* [Aim] Count, in the entries, the lines with "wifi". Answer with the number only.

* [Records for this task]

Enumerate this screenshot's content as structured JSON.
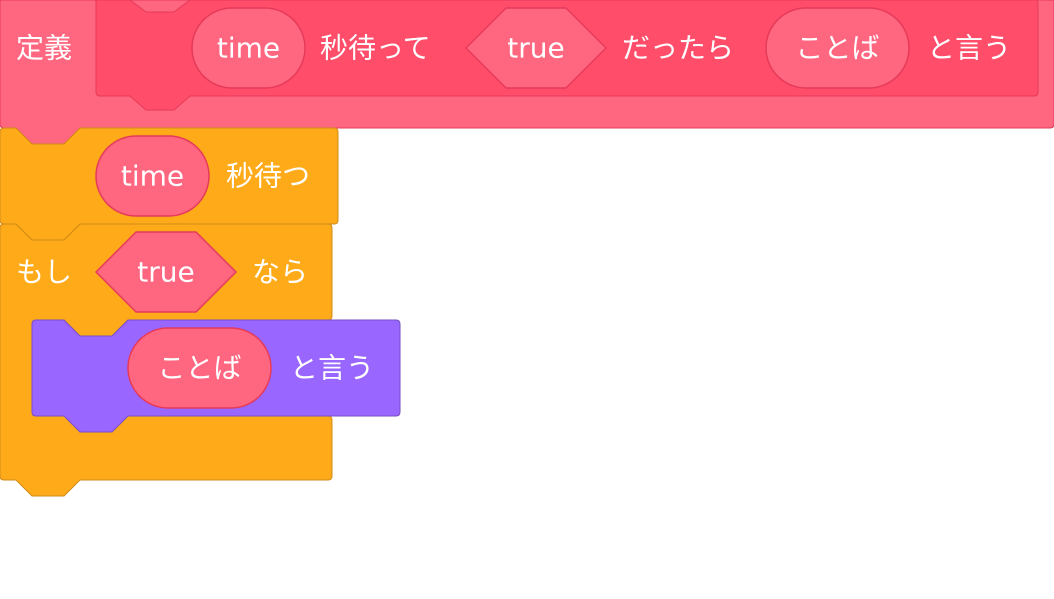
{
  "define_block": {
    "keyword": "定義",
    "params": {
      "time": "time",
      "wait_text": "秒待って",
      "bool": "true",
      "if_text": "だったら",
      "word": "ことば",
      "say_text": "と言う"
    }
  },
  "wait_block": {
    "arg": "time",
    "label": "秒待つ"
  },
  "if_block": {
    "prefix": "もし",
    "condition": "true",
    "suffix": "なら"
  },
  "say_block": {
    "arg": "ことば",
    "label": "と言う"
  },
  "colors": {
    "define_outer": "#FF6680",
    "define_inner": "#FF4D6A",
    "reporter": "#FF6680",
    "reporter_stroke": "#E63A5A",
    "control": "#FFAB19",
    "control_stroke": "#CF8B17",
    "looks": "#9966FF",
    "looks_stroke": "#774DCB"
  }
}
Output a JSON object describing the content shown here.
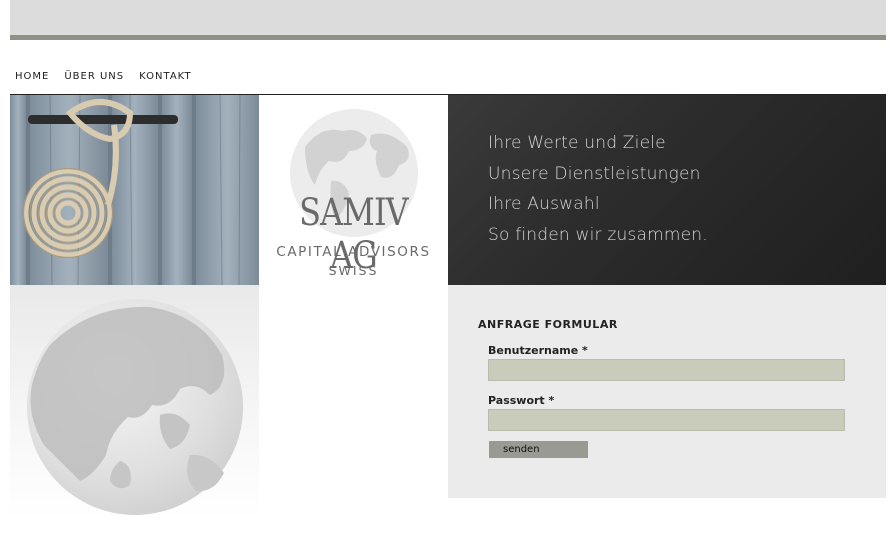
{
  "nav": {
    "items": [
      {
        "label": "HOME"
      },
      {
        "label": "ÜBER UNS"
      },
      {
        "label": "KONTAKT"
      }
    ]
  },
  "logo": {
    "name": "SAMIV AG",
    "subtitle": "CAPITAL ADVISORS",
    "country": "SWISS"
  },
  "banner": {
    "lines": [
      "Ihre Werte und Ziele",
      "Unsere Dienstleistungen",
      "Ihre Auswahl",
      "So finden wir zusammen."
    ]
  },
  "form": {
    "title": "ANFRAGE FORMULAR",
    "username_label": "Benutzername *",
    "username_value": "",
    "password_label": "Passwort *",
    "password_value": "",
    "submit_label": "senden"
  },
  "colors": {
    "top_bar": "#dcdcdc",
    "rule": "#8f9287",
    "dark_panel": "#2b2b2b",
    "input_bg": "#c9ccba",
    "button_bg": "#999b92"
  }
}
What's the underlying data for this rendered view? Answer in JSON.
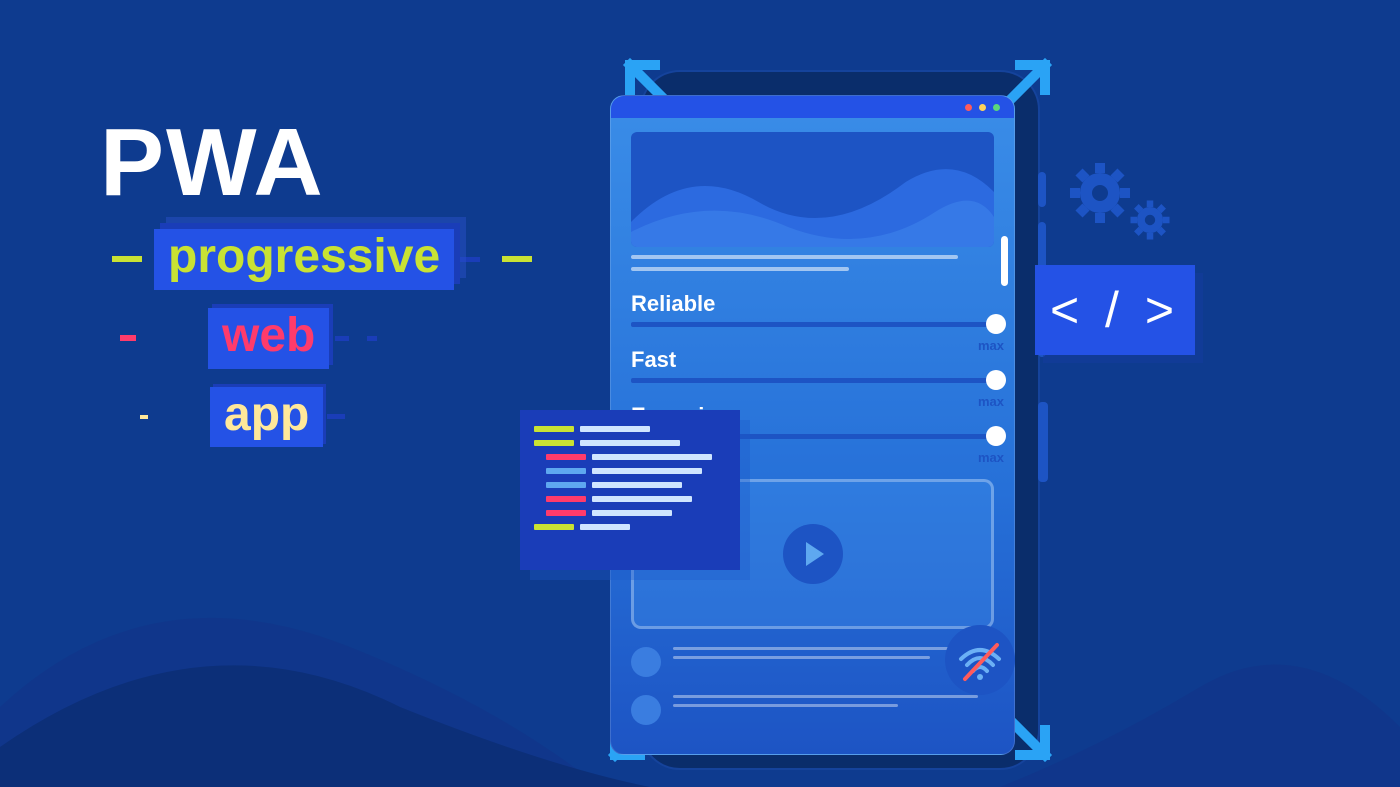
{
  "headline": {
    "title": "PWA",
    "words": [
      "progressive",
      "web",
      "app"
    ]
  },
  "features": [
    {
      "label": "Reliable",
      "max": "max"
    },
    {
      "label": "Fast",
      "max": "max"
    },
    {
      "label": "Engaging",
      "max": "max"
    }
  ],
  "code_badge": "< / >",
  "icons": {
    "play": "play-icon",
    "wifi_offline": "wifi-offline-icon",
    "gears": "gears-icon",
    "expand_arrows": "expand-arrow-icon"
  },
  "colors": {
    "bg": "#0e3b8f",
    "accent_blue": "#2452e6",
    "lime": "#c9e233",
    "pink": "#ff3b6b",
    "cream": "#ffe89a",
    "light_blue": "#5ea8f0"
  }
}
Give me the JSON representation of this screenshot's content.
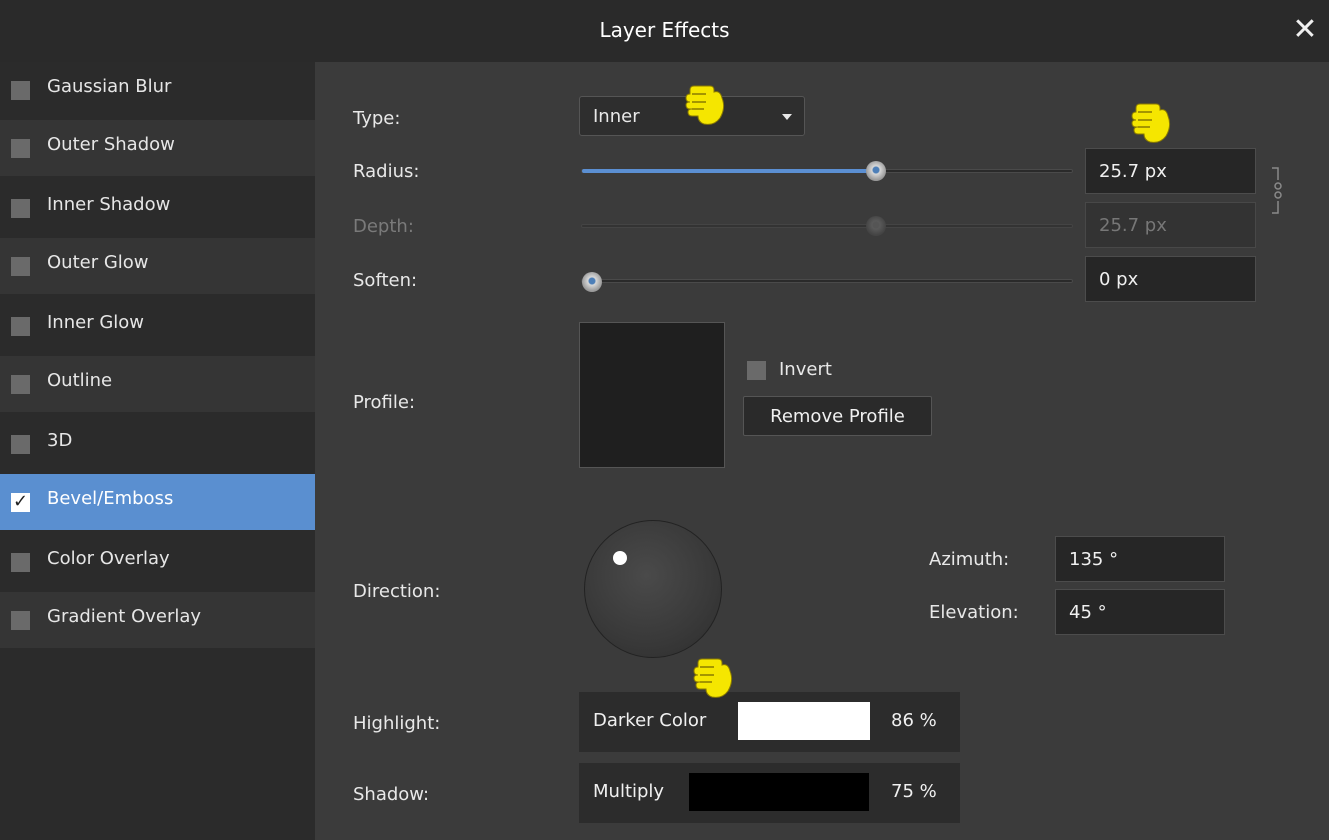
{
  "window": {
    "title": "Layer Effects",
    "close_glyph": "✕"
  },
  "sidebar": {
    "items": [
      {
        "label": "Gaussian Blur",
        "checked": false
      },
      {
        "label": "Outer Shadow",
        "checked": false
      },
      {
        "label": "Inner Shadow",
        "checked": false
      },
      {
        "label": "Outer Glow",
        "checked": false
      },
      {
        "label": "Inner Glow",
        "checked": false
      },
      {
        "label": "Outline",
        "checked": false
      },
      {
        "label": "3D",
        "checked": false
      },
      {
        "label": "Bevel/Emboss",
        "checked": true,
        "check_glyph": "✓"
      },
      {
        "label": "Color Overlay",
        "checked": false
      },
      {
        "label": "Gradient Overlay",
        "checked": false
      }
    ]
  },
  "form": {
    "type_label": "Type:",
    "type_value": "Inner",
    "radius_label": "Radius:",
    "radius_value": "25.7 px",
    "radius_slider_fraction": 0.6,
    "depth_label": "Depth:",
    "depth_value": "25.7 px",
    "depth_slider_fraction": 0.6,
    "soften_label": "Soften:",
    "soften_value": "0 px",
    "soften_slider_fraction": 0.0,
    "profile_label": "Profile:",
    "invert_label": "Invert",
    "remove_profile_label": "Remove Profile",
    "direction_label": "Direction:",
    "azimuth_label": "Azimuth:",
    "azimuth_value": "135 °",
    "elevation_label": "Elevation:",
    "elevation_value": "45 °",
    "highlight_label": "Highlight:",
    "highlight_mode": "Darker Color",
    "highlight_color": "#ffffff",
    "highlight_opacity": "86 %",
    "shadow_label": "Shadow:",
    "shadow_mode": "Multiply",
    "shadow_color": "#000000",
    "shadow_opacity": "75 %"
  },
  "colors": {
    "accent": "#5a8fd0",
    "hand_pointer": "#f5e600"
  }
}
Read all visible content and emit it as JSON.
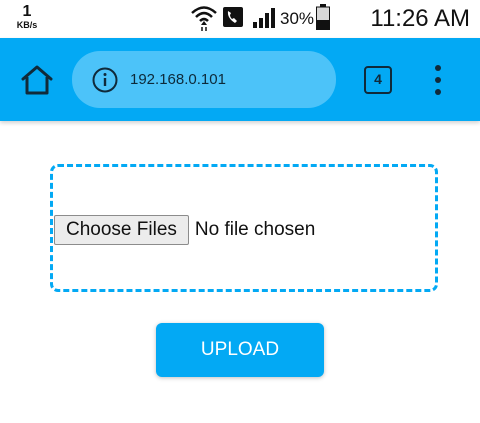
{
  "status_bar": {
    "net_speed_value": "1",
    "net_speed_unit": "KB/s",
    "battery_percent": "30%",
    "time": "11:26 AM",
    "icons": [
      "wifi-icon",
      "call-icon",
      "signal-icon",
      "battery-icon"
    ]
  },
  "browser": {
    "url": "192.168.0.101",
    "tab_count": "4",
    "accent_color": "#03a9f4",
    "icons": [
      "home-icon",
      "info-icon",
      "tabs-icon",
      "overflow-menu-icon"
    ]
  },
  "page": {
    "choose_files_label": "Choose Files",
    "file_status": "No file chosen",
    "upload_label": "UPLOAD"
  }
}
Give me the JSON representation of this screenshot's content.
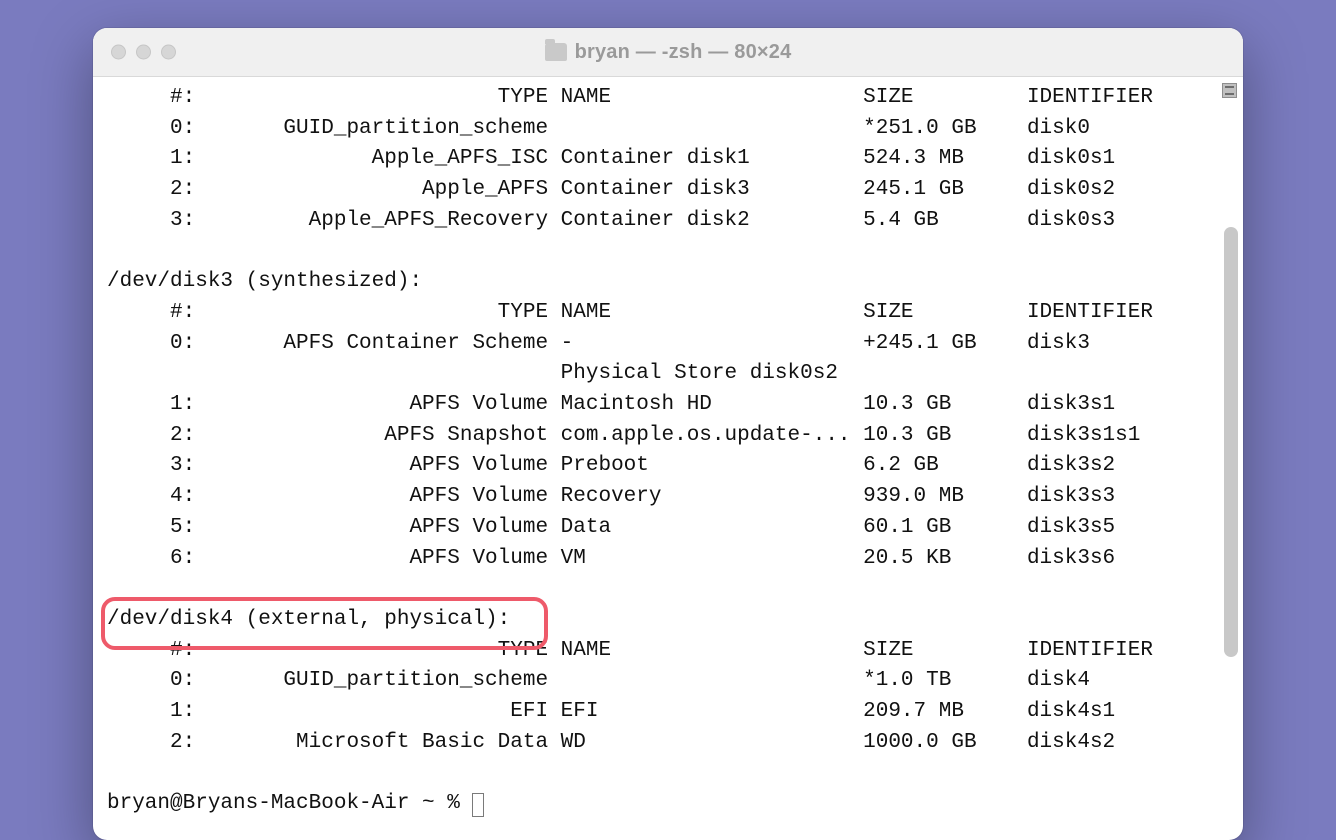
{
  "window": {
    "title": "bryan — -zsh — 80×24"
  },
  "highlight": {
    "text": "/dev/disk4 (external, physical):"
  },
  "prompt": "bryan@Bryans-MacBook-Air ~ % ",
  "diskutil": {
    "header_cols": [
      "#",
      "TYPE",
      "NAME",
      "SIZE",
      "IDENTIFIER"
    ],
    "disks": [
      {
        "device": null,
        "rows": [
          {
            "num": "#:",
            "type": "TYPE",
            "name": "NAME",
            "size": "SIZE",
            "identifier": "IDENTIFIER",
            "is_header": true
          },
          {
            "num": "0:",
            "type": "GUID_partition_scheme",
            "name": "",
            "size": "*251.0 GB",
            "identifier": "disk0"
          },
          {
            "num": "1:",
            "type": "Apple_APFS_ISC",
            "name": "Container disk1",
            "size": "524.3 MB",
            "identifier": "disk0s1"
          },
          {
            "num": "2:",
            "type": "Apple_APFS",
            "name": "Container disk3",
            "size": "245.1 GB",
            "identifier": "disk0s2"
          },
          {
            "num": "3:",
            "type": "Apple_APFS_Recovery",
            "name": "Container disk2",
            "size": "5.4 GB",
            "identifier": "disk0s3"
          }
        ]
      },
      {
        "device": "/dev/disk3 (synthesized):",
        "rows": [
          {
            "num": "#:",
            "type": "TYPE",
            "name": "NAME",
            "size": "SIZE",
            "identifier": "IDENTIFIER",
            "is_header": true
          },
          {
            "num": "0:",
            "type": "APFS Container Scheme",
            "name": "-",
            "size": "+245.1 GB",
            "identifier": "disk3"
          },
          {
            "num": "",
            "type": "",
            "name": "Physical Store disk0s2",
            "size": "",
            "identifier": ""
          },
          {
            "num": "1:",
            "type": "APFS Volume",
            "name": "Macintosh HD",
            "size": "10.3 GB",
            "identifier": "disk3s1"
          },
          {
            "num": "2:",
            "type": "APFS Snapshot",
            "name": "com.apple.os.update-...",
            "size": "10.3 GB",
            "identifier": "disk3s1s1"
          },
          {
            "num": "3:",
            "type": "APFS Volume",
            "name": "Preboot",
            "size": "6.2 GB",
            "identifier": "disk3s2"
          },
          {
            "num": "4:",
            "type": "APFS Volume",
            "name": "Recovery",
            "size": "939.0 MB",
            "identifier": "disk3s3"
          },
          {
            "num": "5:",
            "type": "APFS Volume",
            "name": "Data",
            "size": "60.1 GB",
            "identifier": "disk3s5"
          },
          {
            "num": "6:",
            "type": "APFS Volume",
            "name": "VM",
            "size": "20.5 KB",
            "identifier": "disk3s6"
          }
        ]
      },
      {
        "device": "/dev/disk4 (external, physical):",
        "highlight": true,
        "rows": [
          {
            "num": "#:",
            "type": "TYPE",
            "name": "NAME",
            "size": "SIZE",
            "identifier": "IDENTIFIER",
            "is_header": true
          },
          {
            "num": "0:",
            "type": "GUID_partition_scheme",
            "name": "",
            "size": "*1.0 TB",
            "identifier": "disk4"
          },
          {
            "num": "1:",
            "type": "EFI",
            "name": "EFI",
            "size": "209.7 MB",
            "identifier": "disk4s1"
          },
          {
            "num": "2:",
            "type": "Microsoft Basic Data",
            "name": "WD",
            "size": "1000.0 GB",
            "identifier": "disk4s2"
          }
        ]
      }
    ]
  }
}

* [Output for this task] 2